The rating reflects the district's: -- Growing enrollment and strong assessed property valuation trends, -- Below-average wealth indicators and relatively high unemployment rates,
-- Low debt, and -- Stable finances. Proceeds will be used to modernize existing facilities and construct new classrooms and facilities, as well as for safety and technological investments.
Founded in 1892, the district (estimated population 54,500) encompasses 249 square miles, including Hanford and surrounding unincorporated portions of Kings County. With the county seat located in Hanford, the district's leading employer is the Kings County government with 1,041 employees. Hanford is a service center for a large agricultural area and the city's retail district appears to be expanding. Assessed property valuations have grown steadily to $2.2 billion in 1998, with an average growth rate of 6.24% per year. Per capita market values are at $41,137 while home prices average $114,993 on the market. The taxpayer base is slightly concentrated, with the 10 leading taxpayers accounting for 15.5% of the district's total assessed value. Median household effective buying income is only 76.6% of the state and 79.6% of the U.S. averages, similar to other communities in the central valley. In addition, the city and county in which the district is located have high unemployment rates at 13.1% and 15%, respectively. Steady population growth trends in Hanford have led to strong student enrollment totaling 2,989 in 1998, up 19.04% since 1993.

## PROBLEMS AND TASKS
1. Reproduce word for word the passage of the school district rating text that opens with the words containing "The rating reflects" and closes with "and technological investments.".
2. According to the school district rating text, how many students were enrolled in 1998?
Rely only on the school district rating text to respond.

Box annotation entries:
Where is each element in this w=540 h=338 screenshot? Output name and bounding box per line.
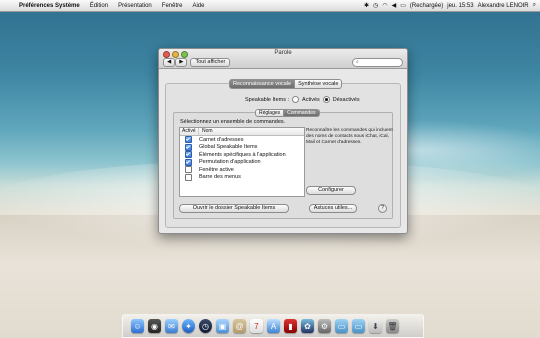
folder-icon[interactable]: ▭ (335, 319, 348, 333)
menu-clock[interactable]: jeu. 15:53 (447, 3, 473, 9)
help-button[interactable]: ? (378, 204, 387, 213)
mail-icon[interactable]: ✉ (165, 319, 178, 333)
enabled-checkbox[interactable] (184, 143, 192, 151)
toolbar: ◀ ▶ Tout afficher (163, 58, 231, 67)
window-titlebar[interactable]: Parole ◀ ▶ Tout afficher ⌕ (159, 49, 407, 69)
tab-settings[interactable]: Réglages (255, 109, 285, 117)
battery-icon[interactable]: ▭ (400, 2, 406, 9)
commands-heading: Sélectionnez un ensemble de commandes. (180, 119, 286, 125)
list-item[interactable]: Permutation d'application (180, 158, 304, 167)
list-item[interactable]: Éléments spécifiques à l'application (180, 151, 304, 159)
nav-buttons: ◀ ▶ (163, 58, 188, 67)
window-title: Parole (274, 50, 292, 56)
radio-on-label[interactable]: Activés (302, 97, 320, 103)
menu-window[interactable]: Fenêtre (157, 3, 188, 9)
list-item-label: Carnet d'adresses (199, 136, 244, 143)
tab-commands[interactable]: Commandes (284, 109, 320, 117)
forward-icon[interactable]: ▶ (175, 58, 188, 67)
system-preferences-icon[interactable]: ⚙ (318, 319, 331, 333)
tab-speech-recognition[interactable]: Reconnaissance vocale (229, 79, 296, 89)
radio-on[interactable] (292, 96, 300, 103)
main-tabs: Reconnaissance vocale Synthèse vocale (229, 79, 343, 89)
ical-icon[interactable]: 7 (250, 319, 263, 333)
spotlight-icon[interactable]: ⌕ (533, 2, 536, 9)
menu-user[interactable]: Alexandre LENOIR (478, 3, 529, 9)
open-folder-button[interactable]: Ouvrir le dossier Speakable Items (179, 204, 289, 213)
menu-edit[interactable]: Édition (85, 3, 113, 9)
list-header: Activé Nom (180, 128, 304, 136)
battery-status[interactable]: (Rechargée) (410, 3, 443, 9)
inner-tabs: Réglages Commandes (255, 109, 320, 117)
wifi-icon[interactable]: ◠ (382, 2, 387, 9)
time-machine-status-icon[interactable]: ◷ (373, 2, 378, 9)
preview-icon[interactable]: ▣ (216, 319, 229, 333)
trash-icon[interactable]: 🗑 (386, 319, 399, 333)
enabled-checkbox[interactable] (184, 173, 192, 181)
list-item-label: Global Speakable Items (199, 144, 258, 151)
documents-icon[interactable]: ▭ (352, 319, 365, 333)
command-description: Reconnaître les commandes qui incluent d… (306, 128, 393, 145)
list-item-label: Barre des menus (199, 174, 241, 181)
list-item-label: Éléments spécifiques à l'application (199, 151, 286, 158)
speech-preferences-window: Parole ◀ ▶ Tout afficher ⌕ Reconnaissanc… (158, 48, 408, 234)
menu-view[interactable]: Présentation (113, 3, 157, 9)
enabled-checkbox[interactable] (184, 158, 192, 166)
menu-extras: ✱ ◷ ◠ ◀ ▭ (Rechargée) jeu. 15:53 Alexand… (364, 2, 540, 9)
menu-bar: Préférences Système Édition Présentation… (0, 0, 540, 12)
safari-icon[interactable]: ✦ (182, 319, 195, 333)
bluetooth-icon[interactable]: ✱ (364, 2, 369, 9)
downloads-icon[interactable]: ⬇ (369, 319, 382, 333)
address-book-icon[interactable]: @ (233, 319, 246, 333)
list-item[interactable]: Global Speakable Items (180, 143, 304, 152)
photo-booth-icon[interactable]: ▮ (284, 319, 297, 333)
column-enabled[interactable]: Activé (180, 128, 199, 135)
list-item[interactable]: Barre des menus (180, 173, 304, 182)
list-item[interactable]: Carnet d'adresses (180, 136, 304, 144)
dock: ☺ ◉ ✉ ✦ ◷ ▣ @ 7 A ▮ ✿ ⚙ ▭ ▭ ⬇ 🗑 (122, 314, 424, 338)
list-item-label: Permutation d'application (199, 159, 261, 166)
enabled-checkbox[interactable] (184, 136, 192, 144)
iphoto-icon[interactable]: ✿ (301, 319, 314, 333)
menu-app-name[interactable]: Préférences Système (14, 3, 85, 9)
search-field[interactable]: ⌕ (352, 58, 403, 67)
finder-icon[interactable]: ☺ (131, 319, 144, 333)
volume-icon[interactable]: ◀ (392, 2, 397, 9)
speakable-items-row: Speakable Items : Activés Désactivés (245, 96, 360, 103)
command-sets-list[interactable]: Activé Nom Carnet d'adresses Global Spea… (179, 127, 305, 197)
search-icon: ⌕ (356, 59, 359, 65)
radio-off[interactable] (322, 96, 330, 103)
dashboard-icon[interactable]: ◉ (148, 319, 161, 333)
speakable-items-label: Speakable Items : (245, 96, 290, 103)
column-name[interactable]: Nom (199, 128, 213, 135)
back-icon[interactable]: ◀ (163, 58, 176, 67)
enabled-checkbox[interactable] (184, 166, 192, 174)
configure-button[interactable]: Configurer (306, 186, 356, 195)
useful-tips-button[interactable]: Astuces utiles... (309, 204, 357, 213)
menu-help[interactable]: Aide (187, 3, 209, 9)
app-store-icon[interactable]: A (267, 319, 280, 333)
list-item[interactable]: Fenêtre active (180, 166, 304, 174)
radio-off-label[interactable]: Désactivés (333, 97, 360, 103)
enabled-checkbox[interactable] (184, 151, 192, 159)
time-machine-icon[interactable]: ◷ (199, 319, 212, 333)
tab-text-to-speech[interactable]: Synthèse vocale (295, 79, 343, 89)
show-all-button[interactable]: Tout afficher (190, 58, 231, 67)
list-item-label: Fenêtre active (199, 166, 234, 173)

## ANSWERS FOR THE TASKS
1.
The rating reflects the district's: -- Growing enrollment and strong assessed property valuation trends, -- Below-average wealth indicators and relatively high unemployment rates,
-- Low debt, and -- Stable finances. Proceeds will be used to modernize existing facilities and construct new classrooms and facilities, as well as for safety and technological investments.

2. 2,989 students.